Set task → In the data below, find every line with the string "Kraftverk" and pull it out.

Dataset records →
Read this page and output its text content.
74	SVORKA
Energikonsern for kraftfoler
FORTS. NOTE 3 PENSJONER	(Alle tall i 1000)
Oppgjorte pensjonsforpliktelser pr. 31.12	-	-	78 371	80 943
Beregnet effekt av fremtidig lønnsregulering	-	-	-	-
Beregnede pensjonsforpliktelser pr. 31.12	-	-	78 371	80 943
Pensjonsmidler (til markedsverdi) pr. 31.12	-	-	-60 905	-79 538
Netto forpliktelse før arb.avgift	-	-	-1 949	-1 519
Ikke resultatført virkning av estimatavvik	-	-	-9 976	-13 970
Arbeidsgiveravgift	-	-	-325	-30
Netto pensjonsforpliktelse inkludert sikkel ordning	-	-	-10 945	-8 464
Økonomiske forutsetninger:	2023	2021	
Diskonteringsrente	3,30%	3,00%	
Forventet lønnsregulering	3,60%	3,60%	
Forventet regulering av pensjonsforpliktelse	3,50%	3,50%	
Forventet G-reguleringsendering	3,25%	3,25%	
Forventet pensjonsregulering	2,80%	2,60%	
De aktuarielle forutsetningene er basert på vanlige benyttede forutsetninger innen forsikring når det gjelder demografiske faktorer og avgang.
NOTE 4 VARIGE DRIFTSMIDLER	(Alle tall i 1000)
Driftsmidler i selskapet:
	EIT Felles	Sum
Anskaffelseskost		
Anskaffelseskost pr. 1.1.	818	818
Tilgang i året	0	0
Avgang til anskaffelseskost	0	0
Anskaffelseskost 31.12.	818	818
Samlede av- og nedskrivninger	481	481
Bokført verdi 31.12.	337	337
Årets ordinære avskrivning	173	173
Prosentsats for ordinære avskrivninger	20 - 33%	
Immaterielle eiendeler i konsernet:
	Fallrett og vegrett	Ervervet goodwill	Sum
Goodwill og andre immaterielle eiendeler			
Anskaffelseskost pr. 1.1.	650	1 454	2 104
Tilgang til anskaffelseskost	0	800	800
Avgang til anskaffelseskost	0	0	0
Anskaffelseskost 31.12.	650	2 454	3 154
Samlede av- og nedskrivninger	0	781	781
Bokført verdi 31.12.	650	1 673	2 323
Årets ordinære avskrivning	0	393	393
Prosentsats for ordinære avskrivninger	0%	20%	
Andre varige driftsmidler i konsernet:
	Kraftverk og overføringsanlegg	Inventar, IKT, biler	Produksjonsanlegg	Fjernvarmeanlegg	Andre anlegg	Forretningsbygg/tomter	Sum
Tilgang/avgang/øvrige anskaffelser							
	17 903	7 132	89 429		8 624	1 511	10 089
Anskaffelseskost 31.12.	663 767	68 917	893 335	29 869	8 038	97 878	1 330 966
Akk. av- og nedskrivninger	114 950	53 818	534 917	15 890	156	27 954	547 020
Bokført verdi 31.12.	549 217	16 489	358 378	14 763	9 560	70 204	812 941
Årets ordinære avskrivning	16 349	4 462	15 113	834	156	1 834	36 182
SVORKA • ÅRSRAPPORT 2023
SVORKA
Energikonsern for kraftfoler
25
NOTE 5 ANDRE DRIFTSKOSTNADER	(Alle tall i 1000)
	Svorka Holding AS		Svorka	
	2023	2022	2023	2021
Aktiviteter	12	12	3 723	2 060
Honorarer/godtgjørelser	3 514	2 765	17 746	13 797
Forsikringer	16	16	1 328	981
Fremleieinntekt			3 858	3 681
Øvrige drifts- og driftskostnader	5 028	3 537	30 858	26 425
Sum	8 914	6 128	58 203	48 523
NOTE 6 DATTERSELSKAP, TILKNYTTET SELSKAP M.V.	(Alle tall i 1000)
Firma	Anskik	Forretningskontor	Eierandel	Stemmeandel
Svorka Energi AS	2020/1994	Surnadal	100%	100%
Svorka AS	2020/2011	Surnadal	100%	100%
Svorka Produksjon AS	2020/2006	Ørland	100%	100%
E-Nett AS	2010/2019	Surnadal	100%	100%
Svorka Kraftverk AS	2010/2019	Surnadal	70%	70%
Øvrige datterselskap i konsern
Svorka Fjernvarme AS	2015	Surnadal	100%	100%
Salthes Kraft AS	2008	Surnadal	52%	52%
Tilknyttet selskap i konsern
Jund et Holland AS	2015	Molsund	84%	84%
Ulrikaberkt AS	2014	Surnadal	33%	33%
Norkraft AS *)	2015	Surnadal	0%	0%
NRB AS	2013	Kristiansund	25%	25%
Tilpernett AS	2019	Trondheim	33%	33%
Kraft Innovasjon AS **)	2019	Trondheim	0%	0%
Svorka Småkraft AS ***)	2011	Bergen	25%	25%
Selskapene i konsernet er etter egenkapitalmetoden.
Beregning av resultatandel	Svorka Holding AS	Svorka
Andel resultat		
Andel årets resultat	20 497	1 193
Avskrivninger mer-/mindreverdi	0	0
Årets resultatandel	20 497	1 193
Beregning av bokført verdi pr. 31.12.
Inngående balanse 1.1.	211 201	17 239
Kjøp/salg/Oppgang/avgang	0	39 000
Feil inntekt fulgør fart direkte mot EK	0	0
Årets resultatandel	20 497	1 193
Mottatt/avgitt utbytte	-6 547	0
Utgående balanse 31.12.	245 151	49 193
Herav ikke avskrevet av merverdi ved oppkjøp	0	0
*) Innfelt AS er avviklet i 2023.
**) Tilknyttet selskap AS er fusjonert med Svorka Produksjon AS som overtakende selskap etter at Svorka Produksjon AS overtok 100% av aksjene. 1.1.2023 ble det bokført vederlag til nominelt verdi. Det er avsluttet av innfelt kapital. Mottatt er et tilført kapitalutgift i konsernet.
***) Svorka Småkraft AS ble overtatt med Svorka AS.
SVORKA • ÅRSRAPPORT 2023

Complete response →
	Kraftverk og overføringsanlegg	Inventar, IKT, biler	Produksjonsanlegg	Fjernvarmeanlegg	Andre anlegg	Forretningsbygg/tomter	Sum
Svorka Kraftverk AS	2010/2019	Surnadal	70%	70%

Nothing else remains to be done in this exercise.